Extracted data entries
----
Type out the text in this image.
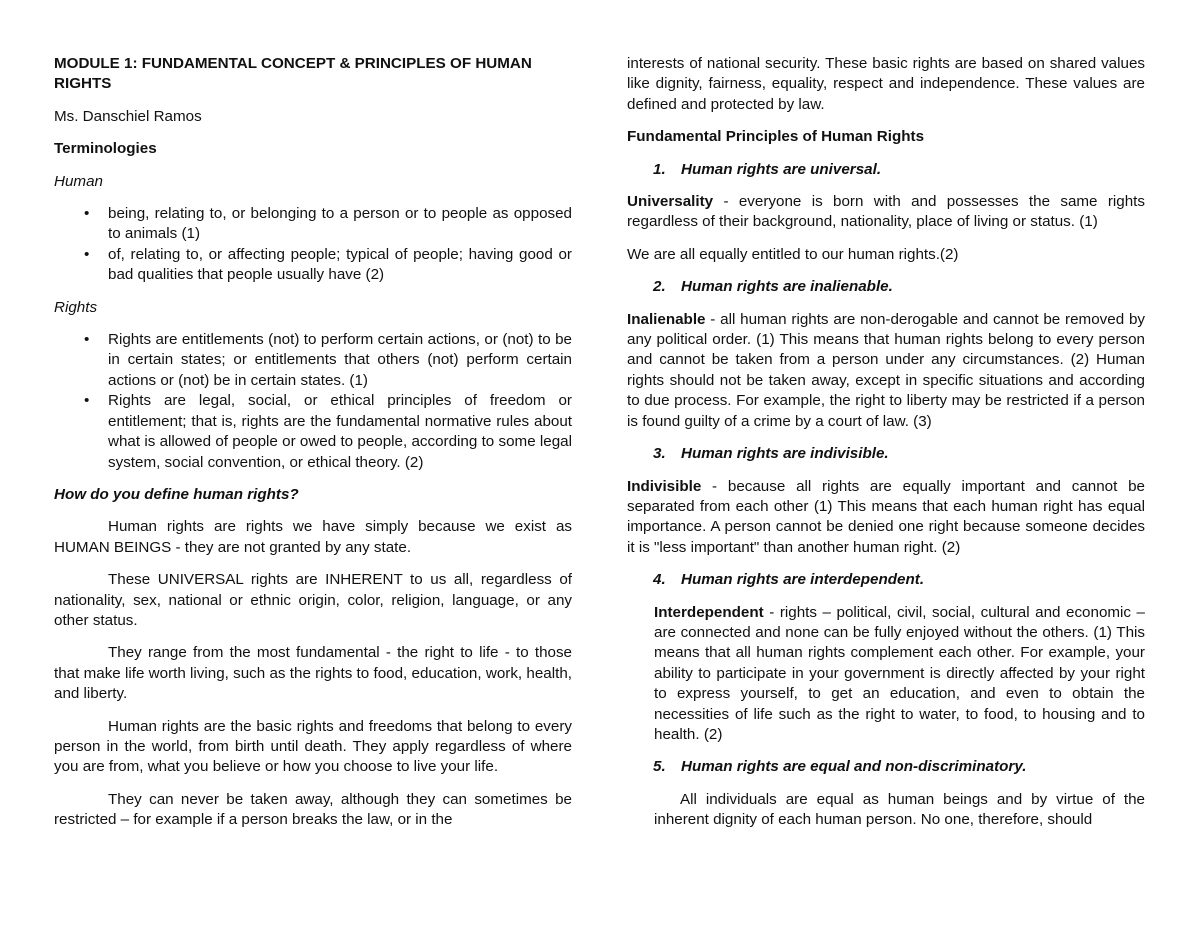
MODULE 1: FUNDAMENTAL CONCEPT & PRINCIPLES OF HUMAN RIGHTS

Ms. Danschiel Ramos

Terminologies

Human

• being, relating to, or belonging to a person or to people as opposed to animals (1)
• of, relating to, or affecting people; typical of people; having good or bad qualities that people usually have (2)

Rights

• Rights are entitlements (not) to perform certain actions, or (not) to be in certain states; or entitlements that others (not) perform certain actions or (not) be in certain states. (1)
• Rights are legal, social, or ethical principles of freedom or entitlement; that is, rights are the fundamental normative rules about what is allowed of people or owed to people, according to some legal system, social convention, or ethical theory. (2)

How do you define human rights?

Human rights are rights we have simply because we exist as HUMAN BEINGS - they are not granted by any state.

These UNIVERSAL rights are INHERENT to us all, regardless of nationality, sex, national or ethnic origin, color, religion, language, or any other status.

They range from the most fundamental - the right to life - to those that make life worth living, such as the rights to food, education, work, health, and liberty.

Human rights are the basic rights and freedoms that belong to every person in the world, from birth until death. They apply regardless of where you are from, what you believe or how you choose to live your life.

They can never be taken away, although they can sometimes be restricted – for example if a person breaks the law, or in the

interests of national security. These basic rights are based on shared values like dignity, fairness, equality, respect and independence. These values are defined and protected by law.

Fundamental Principles of Human Rights

1. Human rights are universal.

Universality - everyone is born with and possesses the same rights regardless of their background, nationality, place of living or status. (1)

We are all equally entitled to our human rights.(2)

2. Human rights are inalienable.

Inalienable - all human rights are non-derogable and cannot be removed by any political order. (1) This means that human rights belong to every person and cannot be taken from a person under any circumstances. (2) Human rights should not be taken away, except in specific situations and according to due process. For example, the right to liberty may be restricted if a person is found guilty of a crime by a court of law. (3)

3. Human rights are indivisible.

Indivisible - because all rights are equally important and cannot be separated from each other (1) This means that each human right has equal importance. A person cannot be denied one right because someone decides it is "less important" than another human right. (2)

4. Human rights are interdependent.

Interdependent - rights – political, civil, social, cultural and economic – are connected and none can be fully enjoyed without the others. (1) This means that all human rights complement each other. For example, your ability to participate in your government is directly affected by your right to express yourself, to get an education, and even to obtain the necessities of life such as the right to water, to food, to housing and to health. (2)

5. Human rights are equal and non-discriminatory.

All individuals are equal as human beings and by virtue of the inherent dignity of each human person. No one, therefore, should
----
▶ **SHORT EXERCISE**
Exclude the images and reproduce the remaining data exactly.

▶ **RESULT**
Type out the text in this image.
MODULE 1: FUNDAMENTAL CONCEPT & PRINCIPLES OF HUMAN RIGHTS

Ms. Danschiel Ramos

Terminologies

Human

• being, relating to, or belonging to a person or to people as opposed to animals (1)
• of, relating to, or affecting people; typical of people; having good or bad qualities that people usually have (2)

Rights

• Rights are entitlements (not) to perform certain actions, or (not) to be in certain states; or entitlements that others (not) perform certain actions or (not) be in certain states. (1)
• Rights are legal, social, or ethical principles of freedom or entitlement; that is, rights are the fundamental normative rules about what is allowed of people or owed to people, according to some legal system, social convention, or ethical theory. (2)

How do you define human rights?

Human rights are rights we have simply because we exist as HUMAN BEINGS - they are not granted by any state.

These UNIVERSAL rights are INHERENT to us all, regardless of nationality, sex, national or ethnic origin, color, religion, language, or any other status.

They range from the most fundamental - the right to life - to those that make life worth living, such as the rights to food, education, work, health, and liberty.

Human rights are the basic rights and freedoms that belong to every person in the world, from birth until death. They apply regardless of where you are from, what you believe or how you choose to live your life.

They can never be taken away, although they can sometimes be restricted – for example if a person breaks the law, or in the

interests of national security. These basic rights are based on shared values like dignity, fairness, equality, respect and independence. These values are defined and protected by law.

Fundamental Principles of Human Rights

1. Human rights are universal.

Universality - everyone is born with and possesses the same rights regardless of their background, nationality, place of living or status. (1)

We are all equally entitled to our human rights.(2)

2. Human rights are inalienable.

Inalienable - all human rights are non-derogable and cannot be removed by any political order. (1) This means that human rights belong to every person and cannot be taken from a person under any circumstances. (2) Human rights should not be taken away, except in specific situations and according to due process. For example, the right to liberty may be restricted if a person is found guilty of a crime by a court of law. (3)

3. Human rights are indivisible.

Indivisible - because all rights are equally important and cannot be separated from each other (1) This means that each human right has equal importance. A person cannot be denied one right because someone decides it is "less important" than another human right. (2)

4. Human rights are interdependent.

Interdependent - rights – political, civil, social, cultural and economic – are connected and none can be fully enjoyed without the others. (1) This means that all human rights complement each other. For example, your ability to participate in your government is directly affected by your right to express yourself, to get an education, and even to obtain the necessities of life such as the right to water, to food, to housing and to health. (2)

5. Human rights are equal and non-discriminatory.

All individuals are equal as human beings and by virtue of the inherent dignity of each human person. No one, therefore, should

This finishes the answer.